== Data listing
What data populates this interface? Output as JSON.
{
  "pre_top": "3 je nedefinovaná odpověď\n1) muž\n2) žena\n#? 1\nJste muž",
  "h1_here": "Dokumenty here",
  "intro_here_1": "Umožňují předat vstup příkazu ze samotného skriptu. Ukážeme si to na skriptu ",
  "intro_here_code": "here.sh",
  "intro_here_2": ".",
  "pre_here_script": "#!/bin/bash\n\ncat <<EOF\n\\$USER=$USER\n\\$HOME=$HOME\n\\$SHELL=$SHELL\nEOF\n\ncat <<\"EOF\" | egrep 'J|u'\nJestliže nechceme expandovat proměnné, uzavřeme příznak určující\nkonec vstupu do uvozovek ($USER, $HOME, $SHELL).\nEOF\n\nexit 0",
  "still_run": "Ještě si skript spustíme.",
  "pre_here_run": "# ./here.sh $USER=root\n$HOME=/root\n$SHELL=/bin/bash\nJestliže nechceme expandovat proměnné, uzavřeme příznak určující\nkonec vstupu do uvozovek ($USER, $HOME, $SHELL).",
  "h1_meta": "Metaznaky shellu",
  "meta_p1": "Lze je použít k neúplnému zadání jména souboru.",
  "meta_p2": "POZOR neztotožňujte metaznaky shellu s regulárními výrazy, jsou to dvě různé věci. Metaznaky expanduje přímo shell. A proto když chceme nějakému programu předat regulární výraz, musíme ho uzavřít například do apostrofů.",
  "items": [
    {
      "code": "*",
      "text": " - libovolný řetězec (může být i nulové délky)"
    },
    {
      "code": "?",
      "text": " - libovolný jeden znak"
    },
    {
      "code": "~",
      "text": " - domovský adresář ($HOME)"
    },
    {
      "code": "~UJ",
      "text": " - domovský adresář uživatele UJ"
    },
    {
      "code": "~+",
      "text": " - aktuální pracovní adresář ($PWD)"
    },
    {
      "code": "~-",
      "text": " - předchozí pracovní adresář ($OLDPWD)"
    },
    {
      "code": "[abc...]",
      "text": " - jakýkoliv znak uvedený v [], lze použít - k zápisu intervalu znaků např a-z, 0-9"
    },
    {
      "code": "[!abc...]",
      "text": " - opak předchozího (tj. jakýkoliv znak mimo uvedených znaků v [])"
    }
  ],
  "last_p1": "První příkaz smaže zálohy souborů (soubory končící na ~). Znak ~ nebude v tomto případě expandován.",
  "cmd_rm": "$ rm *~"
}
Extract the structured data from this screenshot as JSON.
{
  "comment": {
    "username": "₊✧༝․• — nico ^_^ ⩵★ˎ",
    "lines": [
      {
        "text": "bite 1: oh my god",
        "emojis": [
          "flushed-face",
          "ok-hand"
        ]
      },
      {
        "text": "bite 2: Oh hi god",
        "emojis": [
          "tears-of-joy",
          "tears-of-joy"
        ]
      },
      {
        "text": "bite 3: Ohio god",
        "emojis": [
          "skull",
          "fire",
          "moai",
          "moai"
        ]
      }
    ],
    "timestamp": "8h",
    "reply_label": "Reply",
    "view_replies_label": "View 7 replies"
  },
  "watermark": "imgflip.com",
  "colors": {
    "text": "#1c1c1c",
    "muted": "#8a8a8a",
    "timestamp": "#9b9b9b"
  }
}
====
== Data listing
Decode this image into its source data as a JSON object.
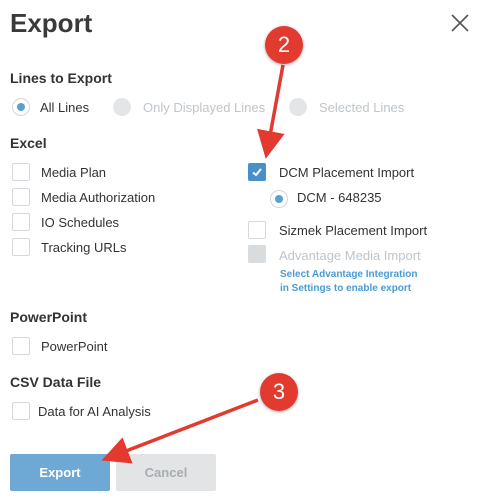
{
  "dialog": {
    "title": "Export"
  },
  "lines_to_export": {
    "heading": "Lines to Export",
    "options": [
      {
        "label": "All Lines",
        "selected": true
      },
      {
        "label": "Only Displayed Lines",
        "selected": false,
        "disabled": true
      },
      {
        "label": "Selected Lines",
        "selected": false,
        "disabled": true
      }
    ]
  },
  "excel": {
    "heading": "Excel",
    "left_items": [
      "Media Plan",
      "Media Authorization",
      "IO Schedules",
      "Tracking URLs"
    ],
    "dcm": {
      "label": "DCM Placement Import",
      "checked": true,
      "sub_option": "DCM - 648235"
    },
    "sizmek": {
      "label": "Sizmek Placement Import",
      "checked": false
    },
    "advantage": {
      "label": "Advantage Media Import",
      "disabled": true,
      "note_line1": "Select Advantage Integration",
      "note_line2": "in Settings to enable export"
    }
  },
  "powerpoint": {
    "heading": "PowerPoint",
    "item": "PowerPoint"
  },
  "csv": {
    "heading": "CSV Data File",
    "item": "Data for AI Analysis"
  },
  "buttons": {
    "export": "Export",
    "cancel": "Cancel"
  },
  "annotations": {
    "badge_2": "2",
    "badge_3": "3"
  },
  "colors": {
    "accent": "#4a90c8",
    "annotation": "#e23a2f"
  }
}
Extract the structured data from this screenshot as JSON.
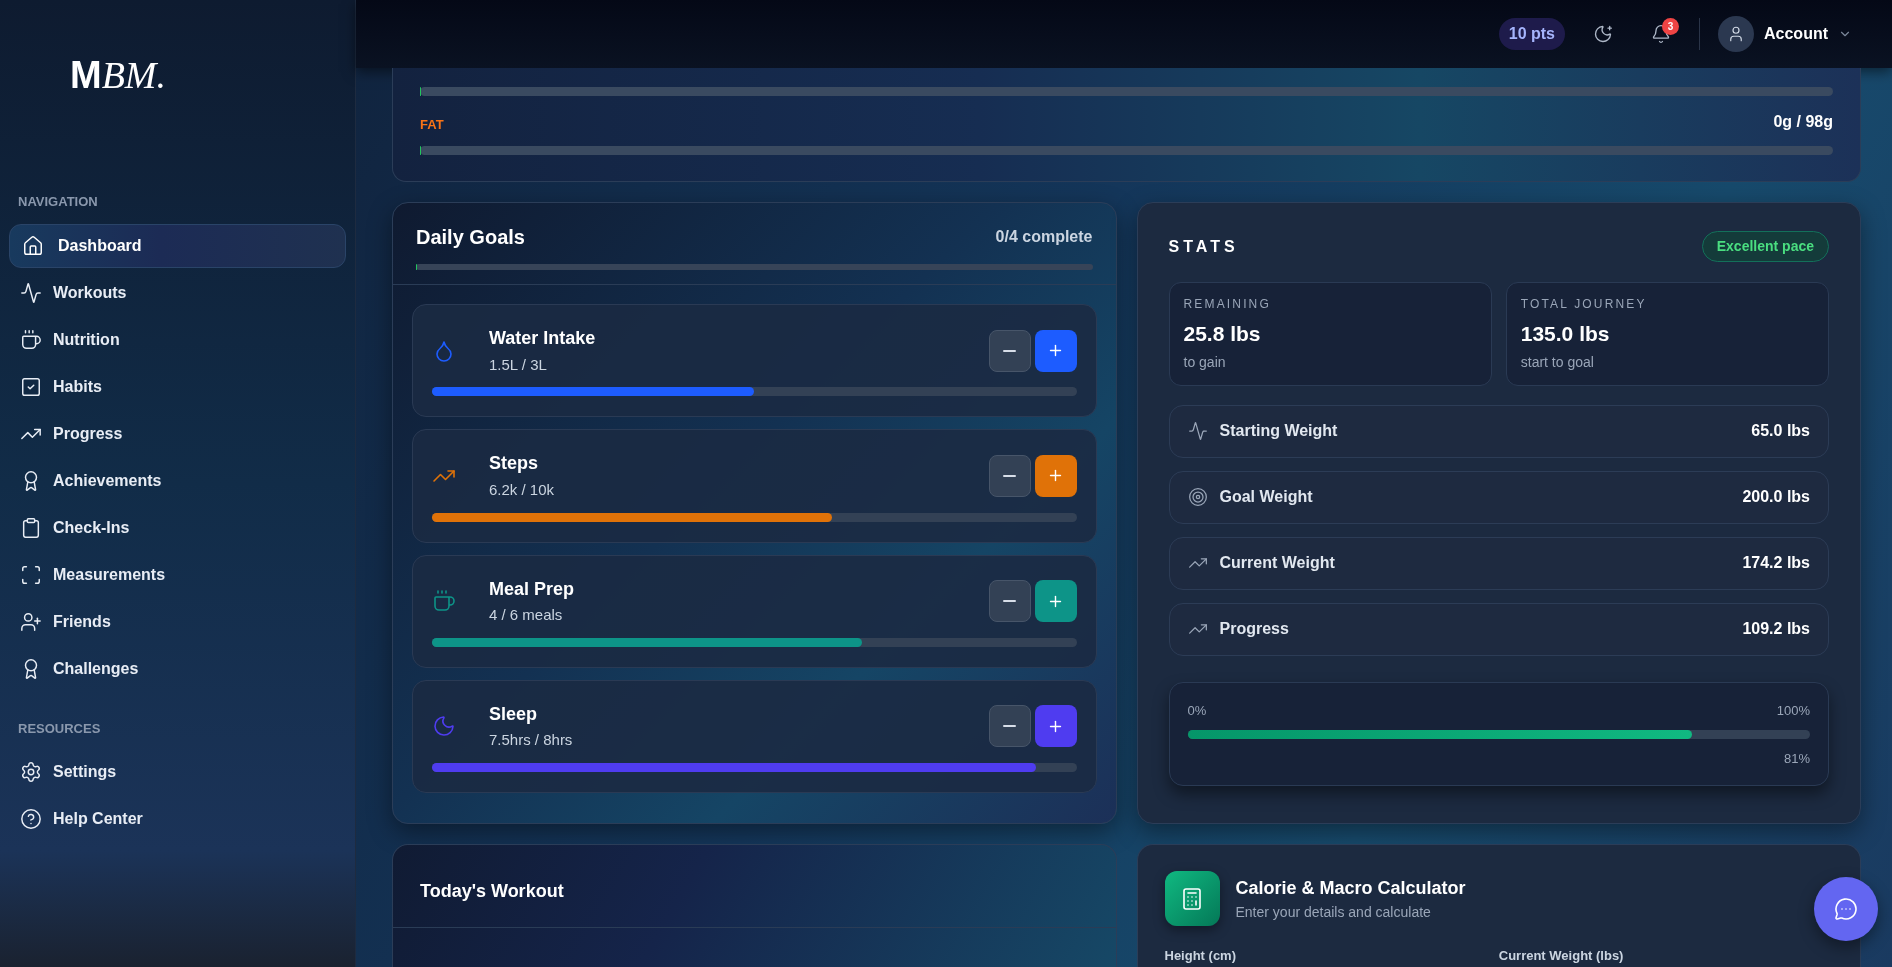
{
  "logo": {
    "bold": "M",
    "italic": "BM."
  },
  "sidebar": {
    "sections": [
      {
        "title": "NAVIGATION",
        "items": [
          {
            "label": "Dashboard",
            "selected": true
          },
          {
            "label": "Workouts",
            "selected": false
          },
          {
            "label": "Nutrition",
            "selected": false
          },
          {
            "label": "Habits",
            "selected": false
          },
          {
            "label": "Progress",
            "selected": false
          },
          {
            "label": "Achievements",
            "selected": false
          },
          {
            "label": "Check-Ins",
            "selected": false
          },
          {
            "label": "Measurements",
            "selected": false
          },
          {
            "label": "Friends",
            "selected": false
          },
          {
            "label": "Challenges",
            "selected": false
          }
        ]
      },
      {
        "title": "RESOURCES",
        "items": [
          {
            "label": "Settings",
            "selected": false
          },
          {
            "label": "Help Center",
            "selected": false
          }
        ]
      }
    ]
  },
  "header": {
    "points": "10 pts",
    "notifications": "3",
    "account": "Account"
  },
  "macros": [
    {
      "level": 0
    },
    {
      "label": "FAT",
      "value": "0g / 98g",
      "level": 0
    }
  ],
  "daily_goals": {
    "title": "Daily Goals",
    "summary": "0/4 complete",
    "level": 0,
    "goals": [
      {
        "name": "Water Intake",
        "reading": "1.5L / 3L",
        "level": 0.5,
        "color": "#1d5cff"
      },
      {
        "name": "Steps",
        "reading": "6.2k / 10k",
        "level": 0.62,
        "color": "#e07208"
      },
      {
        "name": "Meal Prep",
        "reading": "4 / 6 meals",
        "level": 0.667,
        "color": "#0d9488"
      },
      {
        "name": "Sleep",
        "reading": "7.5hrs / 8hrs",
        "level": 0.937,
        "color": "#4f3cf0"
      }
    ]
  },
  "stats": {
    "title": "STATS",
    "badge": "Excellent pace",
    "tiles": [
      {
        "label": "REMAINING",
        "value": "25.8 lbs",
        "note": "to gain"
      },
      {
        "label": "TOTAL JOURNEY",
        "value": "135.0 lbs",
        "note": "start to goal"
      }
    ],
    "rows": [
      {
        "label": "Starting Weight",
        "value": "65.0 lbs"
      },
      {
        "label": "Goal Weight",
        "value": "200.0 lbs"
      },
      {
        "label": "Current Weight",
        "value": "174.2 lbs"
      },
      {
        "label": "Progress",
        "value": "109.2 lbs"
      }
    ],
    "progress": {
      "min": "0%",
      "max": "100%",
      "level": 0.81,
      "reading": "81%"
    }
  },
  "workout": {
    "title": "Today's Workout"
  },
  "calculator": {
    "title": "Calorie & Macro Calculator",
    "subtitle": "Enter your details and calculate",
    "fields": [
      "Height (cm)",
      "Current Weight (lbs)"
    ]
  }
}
====
§ Task requirements: Of the lines in the material above, state how many contain the string "bite"; give no other text.

§ Output for this exercise: 3